> _Objective_: Reproduce the records below in full and word for word, excluding pictures.

** BEGIN Stored records **

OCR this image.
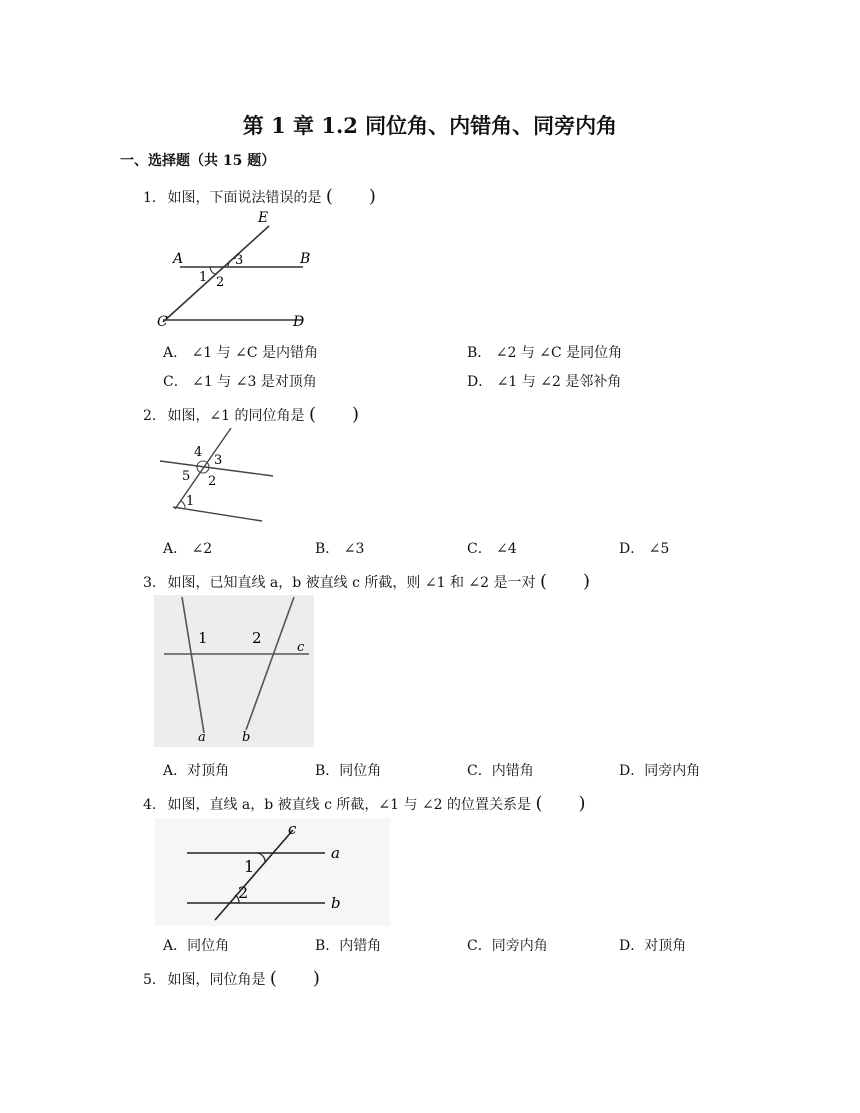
第 1 章 1.2 同位角、内错角、同旁内角
一、选择题（共 15 题）
1. 如图，下面说法错误的是 (　　)
E
A	B
C	D
1 2
3
A． ∠1 与 ∠C 是内错角	B． ∠2 与 ∠C 是同位角
C． ∠1 与 ∠3 是对顶角	D． ∠1 与 ∠2 是邻补角
2. 如图，∠1 的同位角是 (　　)
4
3
5 2
1
A． ∠2	B． ∠3	C． ∠4	D． ∠5
3. 如图，已知直线 a，b 被直线 c 所截，则 ∠1 和 ∠2 是一对 (　　)
1	2
c
a	b
A．对顶角	B．同位角	C．内错角	D．同旁内角
4. 如图，直线 a，b 被直线 c 所截，∠1 与 ∠2 的位置关系是 (　　)
c
a
b
1
2
A．同位角	B．内错角	C．同旁内角	D．对顶角
5. 如图，同位角是 (　　)
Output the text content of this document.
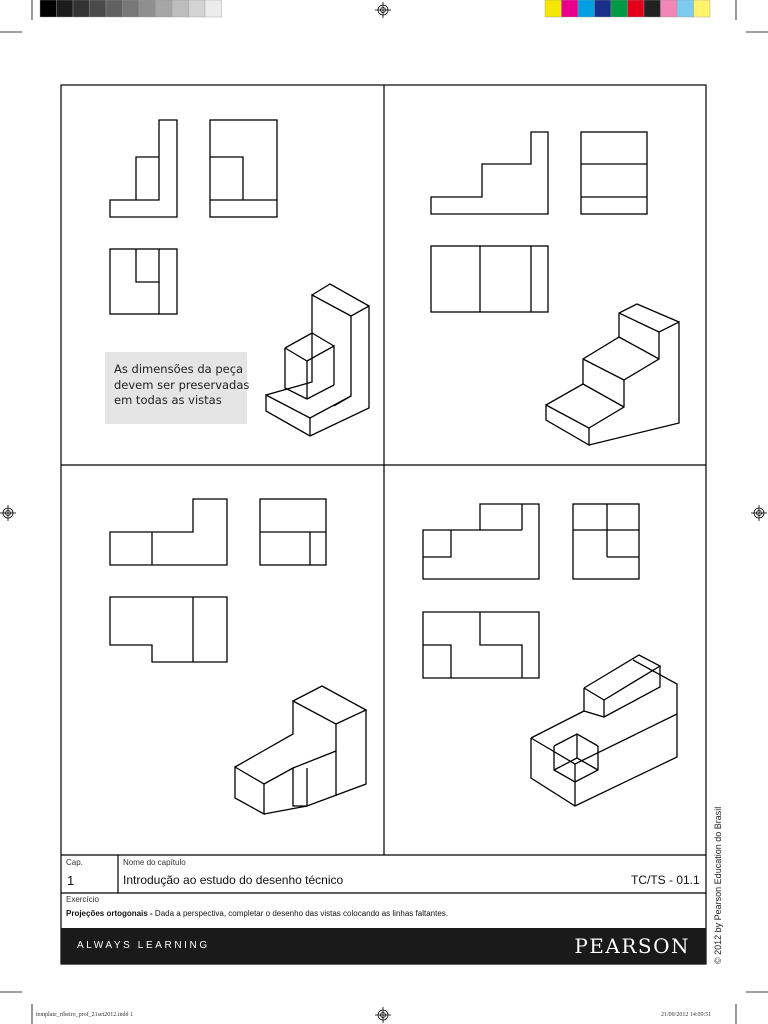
As dimensões da peça
devem ser preservadas
em todas as vistas
Cap.
1
Nome do capítulo
Introdução ao estudo do desenho técnico	TC/TS - 01.1
Exercício
Projeções ortogonais - Dada a perspectiva, completar o desenho das vistas colocando as linhas faltantes.
ALWAYS LEARNING	PEARSON	© 2012 by Pearson Education do Brasil
template_ribeiro_prof_21set2012.indd 1	21/09/2012 14:09:51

** END Stored records **

> _Complete response_:
OCR this image.
第 1 章 1.2 同位角、内错角、同旁内角
一、选择题（共 15 题）
1. 如图，下面说法错误的是 (　　)
E
A	B
C	D
1 2
3
A． ∠1 与 ∠C 是内错角	B． ∠2 与 ∠C 是同位角
C． ∠1 与 ∠3 是对顶角	D． ∠1 与 ∠2 是邻补角
2. 如图，∠1 的同位角是 (　　)
4
3
5 2
1
A． ∠2	B． ∠3	C． ∠4	D． ∠5
3. 如图，已知直线 a，b 被直线 c 所截，则 ∠1 和 ∠2 是一对 (　　)
1	2
c
a	b
A．对顶角	B．同位角	C．内错角	D．同旁内角
4. 如图，直线 a，b 被直线 c 所截，∠1 与 ∠2 的位置关系是 (　　)
c
a
b
1
2
A．同位角	B．内错角	C．同旁内角	D．对顶角
5. 如图，同位角是 (　　)
Output the text content of this document.
As dimensões da peça
devem ser preservadas
em todas as vistas
Cap.
1
Nome do capítulo
Introdução ao estudo do desenho técnico	TC/TS - 01.1
Exercício
Projeções ortogonais - Dada a perspectiva, completar o desenho das vistas colocando as linhas faltantes.
ALWAYS LEARNING	PEARSON	© 2012 by Pearson Education do Brasil
template_ribeiro_prof_21set2012.indd 1	21/09/2012 14:09:51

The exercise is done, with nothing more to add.